The listing below is the input. Say how many of its lines contain "Canon", giving the number alone.

## Begin Data in this exercise

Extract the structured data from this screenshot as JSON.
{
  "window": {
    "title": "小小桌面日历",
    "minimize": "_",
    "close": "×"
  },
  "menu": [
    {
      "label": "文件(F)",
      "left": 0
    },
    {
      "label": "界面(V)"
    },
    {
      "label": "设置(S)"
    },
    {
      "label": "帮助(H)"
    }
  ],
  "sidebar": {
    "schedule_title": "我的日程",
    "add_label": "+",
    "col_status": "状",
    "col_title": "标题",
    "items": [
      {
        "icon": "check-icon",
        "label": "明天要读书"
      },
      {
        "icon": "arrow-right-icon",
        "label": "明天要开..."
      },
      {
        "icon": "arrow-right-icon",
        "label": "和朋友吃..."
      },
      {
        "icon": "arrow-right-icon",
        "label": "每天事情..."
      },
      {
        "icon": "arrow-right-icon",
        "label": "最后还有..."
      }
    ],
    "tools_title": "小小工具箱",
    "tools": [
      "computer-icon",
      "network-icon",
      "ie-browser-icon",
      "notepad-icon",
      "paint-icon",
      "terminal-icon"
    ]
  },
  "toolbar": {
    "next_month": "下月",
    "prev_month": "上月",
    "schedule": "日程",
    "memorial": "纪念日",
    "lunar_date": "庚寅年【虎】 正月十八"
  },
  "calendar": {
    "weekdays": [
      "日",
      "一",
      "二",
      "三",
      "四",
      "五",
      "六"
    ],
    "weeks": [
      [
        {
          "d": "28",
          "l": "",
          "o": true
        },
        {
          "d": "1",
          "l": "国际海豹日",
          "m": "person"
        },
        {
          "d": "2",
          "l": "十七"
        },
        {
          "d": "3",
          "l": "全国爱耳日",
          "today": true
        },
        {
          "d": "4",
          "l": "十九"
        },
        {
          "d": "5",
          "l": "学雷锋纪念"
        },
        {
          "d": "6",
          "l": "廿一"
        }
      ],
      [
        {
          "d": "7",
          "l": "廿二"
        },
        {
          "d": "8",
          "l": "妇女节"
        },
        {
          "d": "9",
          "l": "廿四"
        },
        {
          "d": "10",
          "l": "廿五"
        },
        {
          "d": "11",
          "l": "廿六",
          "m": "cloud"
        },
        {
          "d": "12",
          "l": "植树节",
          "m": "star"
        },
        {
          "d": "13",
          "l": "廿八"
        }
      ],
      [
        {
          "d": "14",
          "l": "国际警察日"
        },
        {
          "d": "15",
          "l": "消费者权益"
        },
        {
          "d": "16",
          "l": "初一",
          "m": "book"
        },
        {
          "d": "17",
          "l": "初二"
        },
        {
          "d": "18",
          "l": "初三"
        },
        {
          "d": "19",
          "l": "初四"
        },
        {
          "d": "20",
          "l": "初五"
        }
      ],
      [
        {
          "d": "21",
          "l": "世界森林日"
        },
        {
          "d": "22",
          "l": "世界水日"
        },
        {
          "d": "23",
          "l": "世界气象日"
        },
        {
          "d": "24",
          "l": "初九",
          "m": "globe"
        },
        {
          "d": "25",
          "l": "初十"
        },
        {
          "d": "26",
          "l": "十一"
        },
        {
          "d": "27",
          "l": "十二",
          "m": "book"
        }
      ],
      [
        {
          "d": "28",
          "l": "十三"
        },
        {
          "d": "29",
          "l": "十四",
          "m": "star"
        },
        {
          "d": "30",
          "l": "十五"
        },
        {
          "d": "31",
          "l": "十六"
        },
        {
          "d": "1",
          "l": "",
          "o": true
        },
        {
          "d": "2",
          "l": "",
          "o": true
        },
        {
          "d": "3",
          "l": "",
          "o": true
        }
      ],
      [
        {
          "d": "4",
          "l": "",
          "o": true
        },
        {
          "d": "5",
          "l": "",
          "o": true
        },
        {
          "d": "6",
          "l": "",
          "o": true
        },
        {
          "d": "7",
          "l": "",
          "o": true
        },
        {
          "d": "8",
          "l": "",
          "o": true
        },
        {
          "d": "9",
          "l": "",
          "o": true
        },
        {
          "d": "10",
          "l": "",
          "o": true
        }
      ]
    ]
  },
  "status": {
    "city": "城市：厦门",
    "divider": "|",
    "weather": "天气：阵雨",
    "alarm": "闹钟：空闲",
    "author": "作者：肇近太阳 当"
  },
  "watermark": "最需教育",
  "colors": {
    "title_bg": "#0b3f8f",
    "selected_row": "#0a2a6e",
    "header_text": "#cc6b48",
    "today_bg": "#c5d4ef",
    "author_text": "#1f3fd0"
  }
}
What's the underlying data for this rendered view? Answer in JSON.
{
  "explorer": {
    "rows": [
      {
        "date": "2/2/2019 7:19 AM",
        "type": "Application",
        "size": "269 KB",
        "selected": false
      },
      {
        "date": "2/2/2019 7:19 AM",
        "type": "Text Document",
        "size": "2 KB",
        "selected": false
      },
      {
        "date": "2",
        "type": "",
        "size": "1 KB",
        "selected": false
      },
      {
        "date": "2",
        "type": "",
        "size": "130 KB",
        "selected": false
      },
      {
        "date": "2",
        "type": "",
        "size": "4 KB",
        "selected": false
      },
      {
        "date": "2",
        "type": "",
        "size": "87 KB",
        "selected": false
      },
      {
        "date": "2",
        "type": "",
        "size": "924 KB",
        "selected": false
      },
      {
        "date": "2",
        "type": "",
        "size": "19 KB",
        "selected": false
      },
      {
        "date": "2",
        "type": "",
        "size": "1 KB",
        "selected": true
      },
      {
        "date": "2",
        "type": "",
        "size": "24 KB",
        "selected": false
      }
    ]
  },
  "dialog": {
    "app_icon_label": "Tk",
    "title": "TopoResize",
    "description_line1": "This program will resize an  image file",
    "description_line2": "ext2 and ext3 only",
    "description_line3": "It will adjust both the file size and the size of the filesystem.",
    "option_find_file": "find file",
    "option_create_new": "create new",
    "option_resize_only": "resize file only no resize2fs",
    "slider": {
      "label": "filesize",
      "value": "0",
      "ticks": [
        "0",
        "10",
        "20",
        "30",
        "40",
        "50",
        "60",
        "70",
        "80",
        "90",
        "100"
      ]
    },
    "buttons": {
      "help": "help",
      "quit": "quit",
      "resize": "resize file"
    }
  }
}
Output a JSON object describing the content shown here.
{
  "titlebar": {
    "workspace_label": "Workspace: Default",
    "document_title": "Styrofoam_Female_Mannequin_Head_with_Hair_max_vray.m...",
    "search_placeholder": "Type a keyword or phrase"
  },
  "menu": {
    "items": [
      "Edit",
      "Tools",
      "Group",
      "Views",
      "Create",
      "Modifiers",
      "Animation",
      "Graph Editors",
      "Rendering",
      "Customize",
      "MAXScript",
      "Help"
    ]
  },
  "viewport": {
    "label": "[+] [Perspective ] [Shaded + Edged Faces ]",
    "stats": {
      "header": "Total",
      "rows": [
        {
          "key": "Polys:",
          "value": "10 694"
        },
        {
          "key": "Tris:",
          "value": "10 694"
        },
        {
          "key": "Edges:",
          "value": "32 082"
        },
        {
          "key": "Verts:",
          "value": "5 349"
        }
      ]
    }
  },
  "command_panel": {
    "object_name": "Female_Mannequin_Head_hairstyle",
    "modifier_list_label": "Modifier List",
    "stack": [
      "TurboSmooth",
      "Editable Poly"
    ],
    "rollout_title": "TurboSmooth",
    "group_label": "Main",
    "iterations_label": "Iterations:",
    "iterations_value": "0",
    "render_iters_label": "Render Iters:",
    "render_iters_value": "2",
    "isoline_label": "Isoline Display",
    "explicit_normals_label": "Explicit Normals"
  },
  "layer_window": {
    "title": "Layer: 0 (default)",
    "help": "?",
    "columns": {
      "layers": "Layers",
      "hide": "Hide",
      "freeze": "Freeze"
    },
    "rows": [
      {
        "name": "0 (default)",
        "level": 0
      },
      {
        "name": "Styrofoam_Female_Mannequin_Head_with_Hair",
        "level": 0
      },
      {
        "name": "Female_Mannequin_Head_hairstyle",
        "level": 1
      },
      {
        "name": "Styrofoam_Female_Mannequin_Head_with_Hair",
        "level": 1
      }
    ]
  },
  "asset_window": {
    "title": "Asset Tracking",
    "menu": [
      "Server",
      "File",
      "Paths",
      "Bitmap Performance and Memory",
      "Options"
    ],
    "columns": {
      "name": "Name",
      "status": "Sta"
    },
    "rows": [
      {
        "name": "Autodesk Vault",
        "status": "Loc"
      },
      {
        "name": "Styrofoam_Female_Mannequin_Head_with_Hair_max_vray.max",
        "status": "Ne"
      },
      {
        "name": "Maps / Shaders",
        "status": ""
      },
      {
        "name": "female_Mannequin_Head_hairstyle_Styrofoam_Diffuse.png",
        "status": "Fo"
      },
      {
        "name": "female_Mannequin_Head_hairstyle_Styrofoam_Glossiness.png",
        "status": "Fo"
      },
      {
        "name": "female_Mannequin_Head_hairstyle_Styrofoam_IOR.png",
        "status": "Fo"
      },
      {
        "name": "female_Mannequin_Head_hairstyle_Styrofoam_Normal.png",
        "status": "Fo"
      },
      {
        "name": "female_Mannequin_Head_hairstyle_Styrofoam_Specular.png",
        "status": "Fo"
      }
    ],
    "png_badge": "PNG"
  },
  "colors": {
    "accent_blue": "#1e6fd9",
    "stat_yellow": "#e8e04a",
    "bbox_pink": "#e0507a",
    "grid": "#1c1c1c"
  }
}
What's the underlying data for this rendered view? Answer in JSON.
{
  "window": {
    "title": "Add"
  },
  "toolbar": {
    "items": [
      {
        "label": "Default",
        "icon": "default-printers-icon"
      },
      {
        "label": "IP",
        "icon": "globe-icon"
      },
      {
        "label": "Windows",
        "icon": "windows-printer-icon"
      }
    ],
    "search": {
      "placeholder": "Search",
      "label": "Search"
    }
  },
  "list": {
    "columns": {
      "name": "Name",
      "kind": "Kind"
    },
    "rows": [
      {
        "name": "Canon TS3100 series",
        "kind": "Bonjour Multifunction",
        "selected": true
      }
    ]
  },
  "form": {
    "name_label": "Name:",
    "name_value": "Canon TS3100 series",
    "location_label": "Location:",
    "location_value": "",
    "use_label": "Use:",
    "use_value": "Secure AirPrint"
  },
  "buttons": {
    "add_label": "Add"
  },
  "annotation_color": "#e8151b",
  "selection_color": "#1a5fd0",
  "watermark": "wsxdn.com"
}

## End Data in this exercise

▶ [Answer for the task]: 2